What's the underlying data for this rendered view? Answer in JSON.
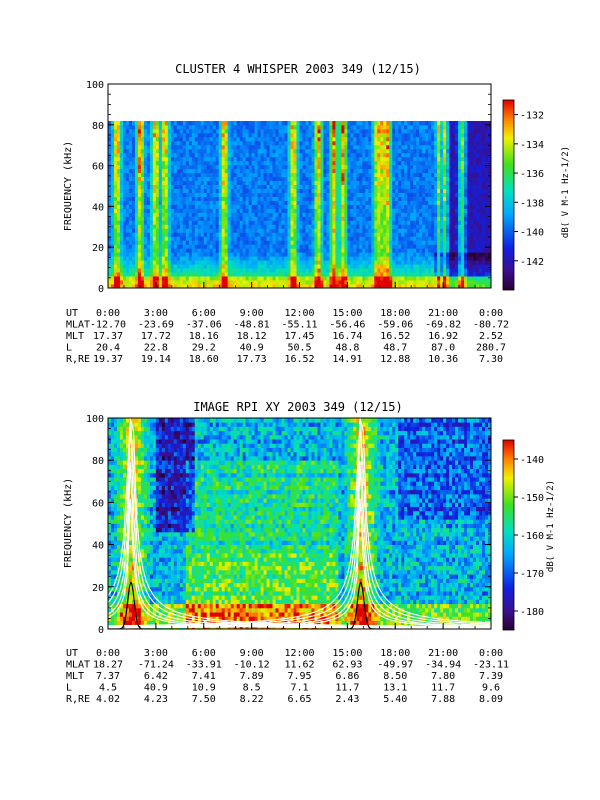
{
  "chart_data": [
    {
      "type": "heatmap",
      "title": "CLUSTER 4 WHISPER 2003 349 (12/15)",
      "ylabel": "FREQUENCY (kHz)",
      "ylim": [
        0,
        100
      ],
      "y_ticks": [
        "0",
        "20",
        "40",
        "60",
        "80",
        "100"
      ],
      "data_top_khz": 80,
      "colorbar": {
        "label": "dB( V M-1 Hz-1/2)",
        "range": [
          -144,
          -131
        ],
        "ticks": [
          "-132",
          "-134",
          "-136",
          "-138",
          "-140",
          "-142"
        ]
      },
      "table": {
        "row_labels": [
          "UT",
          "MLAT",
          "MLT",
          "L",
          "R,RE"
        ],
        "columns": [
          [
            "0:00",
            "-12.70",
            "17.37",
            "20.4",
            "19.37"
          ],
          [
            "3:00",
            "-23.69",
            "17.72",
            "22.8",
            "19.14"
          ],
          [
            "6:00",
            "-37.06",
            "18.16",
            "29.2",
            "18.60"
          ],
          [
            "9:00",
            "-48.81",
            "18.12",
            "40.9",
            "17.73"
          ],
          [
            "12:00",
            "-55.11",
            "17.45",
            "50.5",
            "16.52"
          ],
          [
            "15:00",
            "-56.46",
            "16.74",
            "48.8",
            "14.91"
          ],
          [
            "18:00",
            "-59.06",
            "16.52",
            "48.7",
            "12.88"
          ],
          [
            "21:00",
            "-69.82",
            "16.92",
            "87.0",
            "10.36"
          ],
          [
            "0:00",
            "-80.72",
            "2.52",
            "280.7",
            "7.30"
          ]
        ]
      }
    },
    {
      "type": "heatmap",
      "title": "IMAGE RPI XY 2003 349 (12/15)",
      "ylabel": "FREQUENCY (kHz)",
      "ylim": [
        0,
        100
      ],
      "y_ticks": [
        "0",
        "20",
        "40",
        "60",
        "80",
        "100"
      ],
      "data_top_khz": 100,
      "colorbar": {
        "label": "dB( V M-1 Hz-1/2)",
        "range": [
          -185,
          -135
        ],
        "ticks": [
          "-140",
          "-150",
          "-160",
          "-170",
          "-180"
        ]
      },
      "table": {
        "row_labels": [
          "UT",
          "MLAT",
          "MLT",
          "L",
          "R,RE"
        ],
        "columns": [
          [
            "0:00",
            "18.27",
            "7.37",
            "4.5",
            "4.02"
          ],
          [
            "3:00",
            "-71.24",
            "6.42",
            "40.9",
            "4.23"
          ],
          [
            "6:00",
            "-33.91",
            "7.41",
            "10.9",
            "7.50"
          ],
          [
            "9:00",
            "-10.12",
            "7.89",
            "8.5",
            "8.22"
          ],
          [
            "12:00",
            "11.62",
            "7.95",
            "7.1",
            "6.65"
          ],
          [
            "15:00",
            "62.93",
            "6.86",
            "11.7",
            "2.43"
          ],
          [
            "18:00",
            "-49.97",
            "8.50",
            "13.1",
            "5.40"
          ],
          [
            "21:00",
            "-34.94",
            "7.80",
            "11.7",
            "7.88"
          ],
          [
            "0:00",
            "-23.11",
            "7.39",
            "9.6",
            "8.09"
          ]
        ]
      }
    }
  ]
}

◆ **The request**: Each record above is to be restated exactly, with its pictures removed from the copy.

◆ **Response to the exercise**:
What's the underlying data for this rendered view? Answer in JSON.
{
  "chart_data": [
    {
      "type": "heatmap",
      "title": "CLUSTER 4 WHISPER 2003 349 (12/15)",
      "ylabel": "FREQUENCY (kHz)",
      "ylim": [
        0,
        100
      ],
      "y_ticks": [
        "0",
        "20",
        "40",
        "60",
        "80",
        "100"
      ],
      "data_top_khz": 80,
      "colorbar": {
        "label": "dB( V M-1 Hz-1/2)",
        "range": [
          -144,
          -131
        ],
        "ticks": [
          "-132",
          "-134",
          "-136",
          "-138",
          "-140",
          "-142"
        ]
      },
      "table": {
        "row_labels": [
          "UT",
          "MLAT",
          "MLT",
          "L",
          "R,RE"
        ],
        "columns": [
          [
            "0:00",
            "-12.70",
            "17.37",
            "20.4",
            "19.37"
          ],
          [
            "3:00",
            "-23.69",
            "17.72",
            "22.8",
            "19.14"
          ],
          [
            "6:00",
            "-37.06",
            "18.16",
            "29.2",
            "18.60"
          ],
          [
            "9:00",
            "-48.81",
            "18.12",
            "40.9",
            "17.73"
          ],
          [
            "12:00",
            "-55.11",
            "17.45",
            "50.5",
            "16.52"
          ],
          [
            "15:00",
            "-56.46",
            "16.74",
            "48.8",
            "14.91"
          ],
          [
            "18:00",
            "-59.06",
            "16.52",
            "48.7",
            "12.88"
          ],
          [
            "21:00",
            "-69.82",
            "16.92",
            "87.0",
            "10.36"
          ],
          [
            "0:00",
            "-80.72",
            "2.52",
            "280.7",
            "7.30"
          ]
        ]
      }
    },
    {
      "type": "heatmap",
      "title": "IMAGE RPI XY 2003 349 (12/15)",
      "ylabel": "FREQUENCY (kHz)",
      "ylim": [
        0,
        100
      ],
      "y_ticks": [
        "0",
        "20",
        "40",
        "60",
        "80",
        "100"
      ],
      "data_top_khz": 100,
      "colorbar": {
        "label": "dB( V M-1 Hz-1/2)",
        "range": [
          -185,
          -135
        ],
        "ticks": [
          "-140",
          "-150",
          "-160",
          "-170",
          "-180"
        ]
      },
      "table": {
        "row_labels": [
          "UT",
          "MLAT",
          "MLT",
          "L",
          "R,RE"
        ],
        "columns": [
          [
            "0:00",
            "18.27",
            "7.37",
            "4.5",
            "4.02"
          ],
          [
            "3:00",
            "-71.24",
            "6.42",
            "40.9",
            "4.23"
          ],
          [
            "6:00",
            "-33.91",
            "7.41",
            "10.9",
            "7.50"
          ],
          [
            "9:00",
            "-10.12",
            "7.89",
            "8.5",
            "8.22"
          ],
          [
            "12:00",
            "11.62",
            "7.95",
            "7.1",
            "6.65"
          ],
          [
            "15:00",
            "62.93",
            "6.86",
            "11.7",
            "2.43"
          ],
          [
            "18:00",
            "-49.97",
            "8.50",
            "13.1",
            "5.40"
          ],
          [
            "21:00",
            "-34.94",
            "7.80",
            "11.7",
            "7.88"
          ],
          [
            "0:00",
            "-23.11",
            "7.39",
            "9.6",
            "8.09"
          ]
        ]
      }
    }
  ]
}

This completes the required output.